Exercise task =>
From the listing below, return each line that includes "image".

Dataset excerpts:
□ □ □
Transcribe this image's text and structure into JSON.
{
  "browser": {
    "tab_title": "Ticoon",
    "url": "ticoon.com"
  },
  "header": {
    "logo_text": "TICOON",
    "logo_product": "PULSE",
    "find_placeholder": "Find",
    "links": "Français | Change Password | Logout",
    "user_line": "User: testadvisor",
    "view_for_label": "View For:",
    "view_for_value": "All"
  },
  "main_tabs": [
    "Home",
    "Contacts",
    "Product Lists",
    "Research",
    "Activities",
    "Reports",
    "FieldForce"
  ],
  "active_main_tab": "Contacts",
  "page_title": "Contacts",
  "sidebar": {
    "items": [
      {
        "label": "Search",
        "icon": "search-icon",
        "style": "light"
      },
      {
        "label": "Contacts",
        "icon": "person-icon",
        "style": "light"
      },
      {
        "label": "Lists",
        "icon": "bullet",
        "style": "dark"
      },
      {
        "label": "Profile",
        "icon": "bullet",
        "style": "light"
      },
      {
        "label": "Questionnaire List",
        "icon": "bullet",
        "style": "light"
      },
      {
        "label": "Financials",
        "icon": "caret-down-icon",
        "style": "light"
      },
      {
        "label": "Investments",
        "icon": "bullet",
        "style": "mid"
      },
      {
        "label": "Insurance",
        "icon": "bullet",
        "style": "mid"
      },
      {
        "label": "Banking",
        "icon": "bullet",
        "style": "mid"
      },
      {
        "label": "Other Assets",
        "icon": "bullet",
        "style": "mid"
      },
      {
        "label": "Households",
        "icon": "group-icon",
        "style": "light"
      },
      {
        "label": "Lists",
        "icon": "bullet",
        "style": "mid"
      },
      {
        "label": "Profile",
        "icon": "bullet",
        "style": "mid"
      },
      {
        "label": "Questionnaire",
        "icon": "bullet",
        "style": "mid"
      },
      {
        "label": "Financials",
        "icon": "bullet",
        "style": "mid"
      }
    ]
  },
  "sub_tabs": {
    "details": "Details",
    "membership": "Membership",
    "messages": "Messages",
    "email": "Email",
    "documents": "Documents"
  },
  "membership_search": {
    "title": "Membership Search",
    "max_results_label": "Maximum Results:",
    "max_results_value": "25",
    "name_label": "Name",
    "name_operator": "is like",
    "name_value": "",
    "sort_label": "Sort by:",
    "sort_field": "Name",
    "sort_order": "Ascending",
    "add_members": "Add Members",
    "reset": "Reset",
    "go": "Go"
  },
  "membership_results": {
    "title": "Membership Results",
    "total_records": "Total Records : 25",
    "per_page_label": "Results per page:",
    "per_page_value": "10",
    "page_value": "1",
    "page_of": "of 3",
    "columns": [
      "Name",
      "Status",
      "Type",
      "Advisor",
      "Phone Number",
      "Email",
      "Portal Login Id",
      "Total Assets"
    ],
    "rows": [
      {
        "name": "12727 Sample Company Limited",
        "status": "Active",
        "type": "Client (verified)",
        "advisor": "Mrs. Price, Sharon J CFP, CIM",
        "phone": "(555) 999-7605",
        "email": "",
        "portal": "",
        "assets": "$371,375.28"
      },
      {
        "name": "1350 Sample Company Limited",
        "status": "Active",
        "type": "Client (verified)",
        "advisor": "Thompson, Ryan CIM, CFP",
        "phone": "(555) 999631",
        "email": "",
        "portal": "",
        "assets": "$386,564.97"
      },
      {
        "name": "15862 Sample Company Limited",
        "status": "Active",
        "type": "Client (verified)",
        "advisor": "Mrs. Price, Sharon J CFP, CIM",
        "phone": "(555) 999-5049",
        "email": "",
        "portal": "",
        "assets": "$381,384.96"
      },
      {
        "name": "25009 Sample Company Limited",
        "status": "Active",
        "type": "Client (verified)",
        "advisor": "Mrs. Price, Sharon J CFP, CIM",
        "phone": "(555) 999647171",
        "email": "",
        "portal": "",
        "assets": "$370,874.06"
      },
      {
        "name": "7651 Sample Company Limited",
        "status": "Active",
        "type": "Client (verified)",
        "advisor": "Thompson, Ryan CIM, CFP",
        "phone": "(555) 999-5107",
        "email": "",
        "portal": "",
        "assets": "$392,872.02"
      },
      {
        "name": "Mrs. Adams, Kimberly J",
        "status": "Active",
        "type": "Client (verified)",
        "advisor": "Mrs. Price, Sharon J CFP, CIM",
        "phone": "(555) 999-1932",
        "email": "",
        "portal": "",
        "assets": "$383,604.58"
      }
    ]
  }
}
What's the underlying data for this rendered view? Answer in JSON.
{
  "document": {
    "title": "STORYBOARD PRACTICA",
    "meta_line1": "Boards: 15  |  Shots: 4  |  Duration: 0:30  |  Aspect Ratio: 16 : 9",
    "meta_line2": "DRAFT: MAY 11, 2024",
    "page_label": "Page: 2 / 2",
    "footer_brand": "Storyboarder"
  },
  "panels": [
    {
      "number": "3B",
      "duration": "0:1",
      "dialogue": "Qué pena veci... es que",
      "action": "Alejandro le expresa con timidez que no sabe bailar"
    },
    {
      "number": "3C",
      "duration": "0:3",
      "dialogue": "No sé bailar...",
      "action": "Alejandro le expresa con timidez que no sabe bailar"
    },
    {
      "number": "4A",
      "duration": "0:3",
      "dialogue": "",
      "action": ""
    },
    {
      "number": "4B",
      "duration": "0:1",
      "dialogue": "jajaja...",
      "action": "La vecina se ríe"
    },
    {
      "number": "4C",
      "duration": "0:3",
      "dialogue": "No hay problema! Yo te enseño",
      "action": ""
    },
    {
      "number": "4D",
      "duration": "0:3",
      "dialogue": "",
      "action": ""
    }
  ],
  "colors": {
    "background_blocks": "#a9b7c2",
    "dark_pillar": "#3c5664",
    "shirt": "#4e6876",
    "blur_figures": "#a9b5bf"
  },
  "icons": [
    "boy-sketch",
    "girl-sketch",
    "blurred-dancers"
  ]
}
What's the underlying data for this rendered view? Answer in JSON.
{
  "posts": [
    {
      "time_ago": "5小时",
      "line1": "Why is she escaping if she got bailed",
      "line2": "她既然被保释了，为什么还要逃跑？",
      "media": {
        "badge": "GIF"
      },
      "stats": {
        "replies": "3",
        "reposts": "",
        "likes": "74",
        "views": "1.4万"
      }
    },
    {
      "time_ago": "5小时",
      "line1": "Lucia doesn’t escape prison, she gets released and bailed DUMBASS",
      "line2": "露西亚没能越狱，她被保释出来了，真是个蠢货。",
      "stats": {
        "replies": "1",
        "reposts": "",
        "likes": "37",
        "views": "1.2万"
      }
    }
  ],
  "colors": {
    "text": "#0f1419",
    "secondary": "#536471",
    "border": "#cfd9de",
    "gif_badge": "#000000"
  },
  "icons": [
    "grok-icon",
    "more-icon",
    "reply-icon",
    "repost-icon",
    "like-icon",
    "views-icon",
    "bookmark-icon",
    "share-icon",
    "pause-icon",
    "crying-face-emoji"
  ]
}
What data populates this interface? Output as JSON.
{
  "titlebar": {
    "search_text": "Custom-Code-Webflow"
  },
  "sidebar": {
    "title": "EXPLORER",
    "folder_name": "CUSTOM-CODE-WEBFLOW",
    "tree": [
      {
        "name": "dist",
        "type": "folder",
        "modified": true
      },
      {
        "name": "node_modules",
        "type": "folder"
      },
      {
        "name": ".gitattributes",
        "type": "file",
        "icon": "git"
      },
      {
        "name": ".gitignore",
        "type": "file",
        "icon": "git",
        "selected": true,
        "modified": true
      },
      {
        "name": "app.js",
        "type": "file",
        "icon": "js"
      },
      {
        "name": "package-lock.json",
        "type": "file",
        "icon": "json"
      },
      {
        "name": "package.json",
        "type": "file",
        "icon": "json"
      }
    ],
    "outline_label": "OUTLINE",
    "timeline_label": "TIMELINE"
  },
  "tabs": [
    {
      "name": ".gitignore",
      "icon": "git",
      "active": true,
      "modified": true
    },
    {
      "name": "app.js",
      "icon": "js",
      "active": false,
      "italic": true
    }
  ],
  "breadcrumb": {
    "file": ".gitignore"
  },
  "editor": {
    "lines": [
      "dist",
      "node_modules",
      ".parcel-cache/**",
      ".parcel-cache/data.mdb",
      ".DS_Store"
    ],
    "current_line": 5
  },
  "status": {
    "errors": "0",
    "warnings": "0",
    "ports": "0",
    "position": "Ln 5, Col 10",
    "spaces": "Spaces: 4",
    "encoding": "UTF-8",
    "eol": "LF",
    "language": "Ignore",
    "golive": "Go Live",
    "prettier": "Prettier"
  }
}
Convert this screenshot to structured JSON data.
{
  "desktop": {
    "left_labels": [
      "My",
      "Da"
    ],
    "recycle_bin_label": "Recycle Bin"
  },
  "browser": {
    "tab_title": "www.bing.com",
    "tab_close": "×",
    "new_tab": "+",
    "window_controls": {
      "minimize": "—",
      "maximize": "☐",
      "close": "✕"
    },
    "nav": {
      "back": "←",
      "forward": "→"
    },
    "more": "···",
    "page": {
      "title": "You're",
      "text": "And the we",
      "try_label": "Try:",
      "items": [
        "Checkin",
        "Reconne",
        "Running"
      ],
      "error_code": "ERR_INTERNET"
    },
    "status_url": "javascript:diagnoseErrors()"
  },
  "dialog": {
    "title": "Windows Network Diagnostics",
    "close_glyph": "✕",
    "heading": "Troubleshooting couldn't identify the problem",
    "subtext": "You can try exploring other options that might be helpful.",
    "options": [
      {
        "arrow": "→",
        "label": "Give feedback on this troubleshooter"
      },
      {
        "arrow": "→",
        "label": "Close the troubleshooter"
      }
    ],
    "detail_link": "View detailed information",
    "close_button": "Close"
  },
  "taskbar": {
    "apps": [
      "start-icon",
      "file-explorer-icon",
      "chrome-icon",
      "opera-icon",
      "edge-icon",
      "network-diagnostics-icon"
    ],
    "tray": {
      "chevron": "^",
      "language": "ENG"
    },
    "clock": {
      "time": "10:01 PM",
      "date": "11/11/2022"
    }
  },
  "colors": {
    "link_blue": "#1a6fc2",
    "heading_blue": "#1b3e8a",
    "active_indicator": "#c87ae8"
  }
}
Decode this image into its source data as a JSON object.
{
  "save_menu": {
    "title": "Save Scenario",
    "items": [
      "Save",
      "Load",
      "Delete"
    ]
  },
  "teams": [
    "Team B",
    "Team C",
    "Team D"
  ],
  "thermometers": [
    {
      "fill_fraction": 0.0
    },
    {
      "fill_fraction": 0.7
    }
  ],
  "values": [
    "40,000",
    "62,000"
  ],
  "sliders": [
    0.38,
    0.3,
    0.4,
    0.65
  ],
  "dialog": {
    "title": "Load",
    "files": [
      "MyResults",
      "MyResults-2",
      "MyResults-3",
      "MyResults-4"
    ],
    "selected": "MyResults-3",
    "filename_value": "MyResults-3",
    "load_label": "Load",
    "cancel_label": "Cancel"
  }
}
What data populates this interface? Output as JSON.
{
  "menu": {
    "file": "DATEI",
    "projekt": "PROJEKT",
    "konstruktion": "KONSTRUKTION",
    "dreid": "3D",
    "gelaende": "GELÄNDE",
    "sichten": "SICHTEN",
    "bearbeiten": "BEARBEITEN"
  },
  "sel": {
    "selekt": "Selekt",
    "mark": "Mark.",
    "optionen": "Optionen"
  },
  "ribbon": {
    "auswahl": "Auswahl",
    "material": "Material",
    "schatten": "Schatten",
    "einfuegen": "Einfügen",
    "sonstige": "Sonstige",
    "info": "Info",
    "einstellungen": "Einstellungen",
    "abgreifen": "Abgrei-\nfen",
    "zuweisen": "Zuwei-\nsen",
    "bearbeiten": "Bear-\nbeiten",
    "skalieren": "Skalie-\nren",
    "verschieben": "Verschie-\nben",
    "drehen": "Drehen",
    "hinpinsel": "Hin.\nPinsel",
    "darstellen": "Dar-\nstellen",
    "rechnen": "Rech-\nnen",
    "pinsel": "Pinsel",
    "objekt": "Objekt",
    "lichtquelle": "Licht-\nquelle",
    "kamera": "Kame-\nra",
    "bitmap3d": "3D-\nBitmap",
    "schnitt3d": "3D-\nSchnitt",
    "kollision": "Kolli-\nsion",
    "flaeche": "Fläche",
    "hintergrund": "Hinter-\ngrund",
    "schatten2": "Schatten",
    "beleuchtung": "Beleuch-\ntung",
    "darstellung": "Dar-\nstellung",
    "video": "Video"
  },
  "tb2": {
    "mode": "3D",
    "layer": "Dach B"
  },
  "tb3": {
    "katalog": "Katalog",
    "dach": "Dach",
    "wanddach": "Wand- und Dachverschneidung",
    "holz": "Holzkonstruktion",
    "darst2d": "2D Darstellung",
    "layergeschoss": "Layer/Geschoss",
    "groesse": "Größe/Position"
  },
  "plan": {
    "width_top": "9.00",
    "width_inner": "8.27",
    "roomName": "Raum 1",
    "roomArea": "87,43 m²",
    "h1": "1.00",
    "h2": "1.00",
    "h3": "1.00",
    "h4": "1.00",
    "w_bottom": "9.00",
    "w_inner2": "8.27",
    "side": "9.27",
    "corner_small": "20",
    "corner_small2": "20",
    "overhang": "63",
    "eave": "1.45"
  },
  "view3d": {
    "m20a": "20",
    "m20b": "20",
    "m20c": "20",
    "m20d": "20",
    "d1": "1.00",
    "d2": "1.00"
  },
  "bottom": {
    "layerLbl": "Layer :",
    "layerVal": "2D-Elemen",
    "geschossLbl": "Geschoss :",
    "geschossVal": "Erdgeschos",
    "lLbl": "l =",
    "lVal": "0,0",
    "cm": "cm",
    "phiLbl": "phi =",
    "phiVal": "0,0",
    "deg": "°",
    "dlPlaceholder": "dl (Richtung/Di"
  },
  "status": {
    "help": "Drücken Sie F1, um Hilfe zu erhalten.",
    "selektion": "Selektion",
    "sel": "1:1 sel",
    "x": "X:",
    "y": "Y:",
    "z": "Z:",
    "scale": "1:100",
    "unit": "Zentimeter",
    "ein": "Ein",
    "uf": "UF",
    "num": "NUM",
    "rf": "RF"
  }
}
□ □ □
Reply to the task =>
Transcribe this image's text and structure into JSON.
Decode this image into its source data as a JSON object.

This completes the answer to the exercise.